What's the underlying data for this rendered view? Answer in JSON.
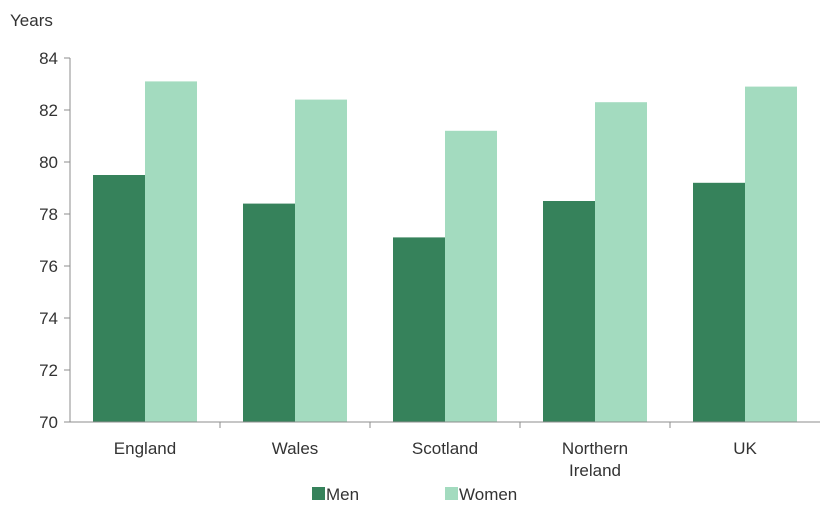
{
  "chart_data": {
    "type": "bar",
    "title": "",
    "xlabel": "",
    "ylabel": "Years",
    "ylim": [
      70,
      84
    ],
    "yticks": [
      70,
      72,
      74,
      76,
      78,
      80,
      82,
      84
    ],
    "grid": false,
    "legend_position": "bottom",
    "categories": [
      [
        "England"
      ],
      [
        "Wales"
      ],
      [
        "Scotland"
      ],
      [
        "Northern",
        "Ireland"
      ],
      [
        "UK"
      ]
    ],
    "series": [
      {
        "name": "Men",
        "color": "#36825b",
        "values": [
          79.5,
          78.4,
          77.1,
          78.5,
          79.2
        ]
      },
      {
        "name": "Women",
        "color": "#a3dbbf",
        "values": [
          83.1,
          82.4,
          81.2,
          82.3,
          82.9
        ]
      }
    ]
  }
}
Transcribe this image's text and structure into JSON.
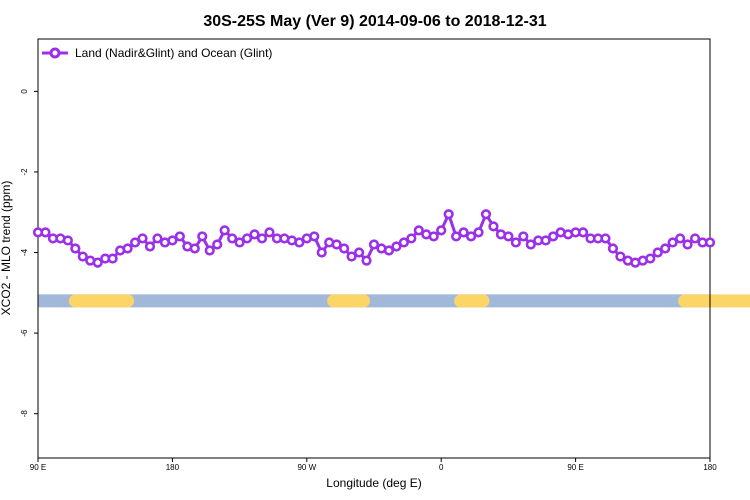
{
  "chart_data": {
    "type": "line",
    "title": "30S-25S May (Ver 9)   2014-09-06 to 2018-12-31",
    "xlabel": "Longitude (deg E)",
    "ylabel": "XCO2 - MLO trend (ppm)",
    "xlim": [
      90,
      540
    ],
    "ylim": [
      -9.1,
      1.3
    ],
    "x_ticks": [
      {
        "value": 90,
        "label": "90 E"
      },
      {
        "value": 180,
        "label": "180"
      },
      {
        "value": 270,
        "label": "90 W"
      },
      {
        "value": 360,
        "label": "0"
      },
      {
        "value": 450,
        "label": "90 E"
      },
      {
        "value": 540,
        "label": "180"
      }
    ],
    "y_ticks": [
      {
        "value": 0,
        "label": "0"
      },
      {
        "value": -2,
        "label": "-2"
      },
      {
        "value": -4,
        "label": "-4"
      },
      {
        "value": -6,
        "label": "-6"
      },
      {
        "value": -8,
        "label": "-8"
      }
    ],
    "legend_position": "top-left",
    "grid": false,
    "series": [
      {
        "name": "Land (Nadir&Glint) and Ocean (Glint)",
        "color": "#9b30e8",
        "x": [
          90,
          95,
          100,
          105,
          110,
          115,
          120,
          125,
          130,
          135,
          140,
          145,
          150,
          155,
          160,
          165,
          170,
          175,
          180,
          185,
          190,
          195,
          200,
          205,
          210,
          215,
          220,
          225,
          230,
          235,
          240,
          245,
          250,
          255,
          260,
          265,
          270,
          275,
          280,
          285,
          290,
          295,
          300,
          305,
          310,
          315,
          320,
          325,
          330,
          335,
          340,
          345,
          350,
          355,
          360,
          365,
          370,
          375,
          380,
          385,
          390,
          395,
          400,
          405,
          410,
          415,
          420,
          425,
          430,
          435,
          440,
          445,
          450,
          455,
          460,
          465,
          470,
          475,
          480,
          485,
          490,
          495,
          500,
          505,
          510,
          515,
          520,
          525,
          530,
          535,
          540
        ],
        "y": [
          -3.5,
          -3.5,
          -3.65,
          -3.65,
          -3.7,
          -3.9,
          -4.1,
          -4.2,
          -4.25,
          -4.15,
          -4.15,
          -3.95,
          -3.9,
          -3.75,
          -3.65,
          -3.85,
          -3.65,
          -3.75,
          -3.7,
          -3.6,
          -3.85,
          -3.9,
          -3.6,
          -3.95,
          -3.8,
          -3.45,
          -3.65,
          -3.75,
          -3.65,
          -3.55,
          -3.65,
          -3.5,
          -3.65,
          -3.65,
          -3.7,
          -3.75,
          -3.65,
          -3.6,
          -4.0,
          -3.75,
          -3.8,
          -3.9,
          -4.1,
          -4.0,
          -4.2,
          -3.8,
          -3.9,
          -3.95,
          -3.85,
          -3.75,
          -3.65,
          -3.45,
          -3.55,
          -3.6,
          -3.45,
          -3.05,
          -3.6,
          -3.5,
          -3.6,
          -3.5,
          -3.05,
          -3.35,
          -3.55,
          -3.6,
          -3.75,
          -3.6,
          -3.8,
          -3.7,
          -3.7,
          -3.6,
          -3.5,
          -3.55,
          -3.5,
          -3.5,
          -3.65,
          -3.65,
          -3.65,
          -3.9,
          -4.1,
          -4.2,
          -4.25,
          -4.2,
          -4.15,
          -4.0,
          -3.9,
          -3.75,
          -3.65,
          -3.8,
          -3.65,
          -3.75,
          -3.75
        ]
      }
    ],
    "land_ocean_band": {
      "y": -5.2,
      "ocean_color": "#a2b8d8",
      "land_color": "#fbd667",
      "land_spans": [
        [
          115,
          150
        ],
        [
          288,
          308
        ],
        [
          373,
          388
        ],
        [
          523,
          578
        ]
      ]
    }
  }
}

==

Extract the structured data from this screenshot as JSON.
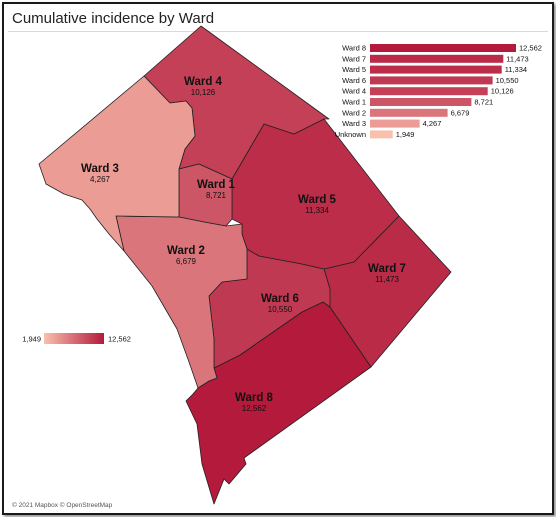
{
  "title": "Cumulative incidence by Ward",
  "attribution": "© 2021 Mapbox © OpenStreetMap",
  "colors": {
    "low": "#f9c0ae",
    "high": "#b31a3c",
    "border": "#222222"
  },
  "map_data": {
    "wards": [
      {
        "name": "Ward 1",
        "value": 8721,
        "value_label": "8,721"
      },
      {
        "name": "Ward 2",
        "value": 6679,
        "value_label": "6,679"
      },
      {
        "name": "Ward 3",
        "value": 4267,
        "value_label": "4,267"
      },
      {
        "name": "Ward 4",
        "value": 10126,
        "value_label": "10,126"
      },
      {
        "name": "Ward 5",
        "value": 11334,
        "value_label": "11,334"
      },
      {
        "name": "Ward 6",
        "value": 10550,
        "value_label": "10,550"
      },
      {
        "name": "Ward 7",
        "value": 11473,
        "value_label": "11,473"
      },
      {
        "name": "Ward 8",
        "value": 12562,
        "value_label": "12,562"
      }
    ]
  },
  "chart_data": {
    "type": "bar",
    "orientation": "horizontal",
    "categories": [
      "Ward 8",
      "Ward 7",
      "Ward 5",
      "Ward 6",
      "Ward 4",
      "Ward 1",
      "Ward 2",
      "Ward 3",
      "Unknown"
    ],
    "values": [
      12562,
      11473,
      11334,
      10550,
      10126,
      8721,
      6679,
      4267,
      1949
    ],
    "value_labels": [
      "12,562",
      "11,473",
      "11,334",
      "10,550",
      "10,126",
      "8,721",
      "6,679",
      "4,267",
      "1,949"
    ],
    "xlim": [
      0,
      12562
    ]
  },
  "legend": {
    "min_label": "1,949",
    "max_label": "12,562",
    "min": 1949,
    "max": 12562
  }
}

**DIRECTIVE:** Show every line where the string "JSON" appears.

**SOLUTION TO THE EXERCISE:**
What's the underlying data for this rendered view? Answer in JSON.
Transcribe this image's text and structure into JSON.
Extract the structured data from this screenshot as JSON.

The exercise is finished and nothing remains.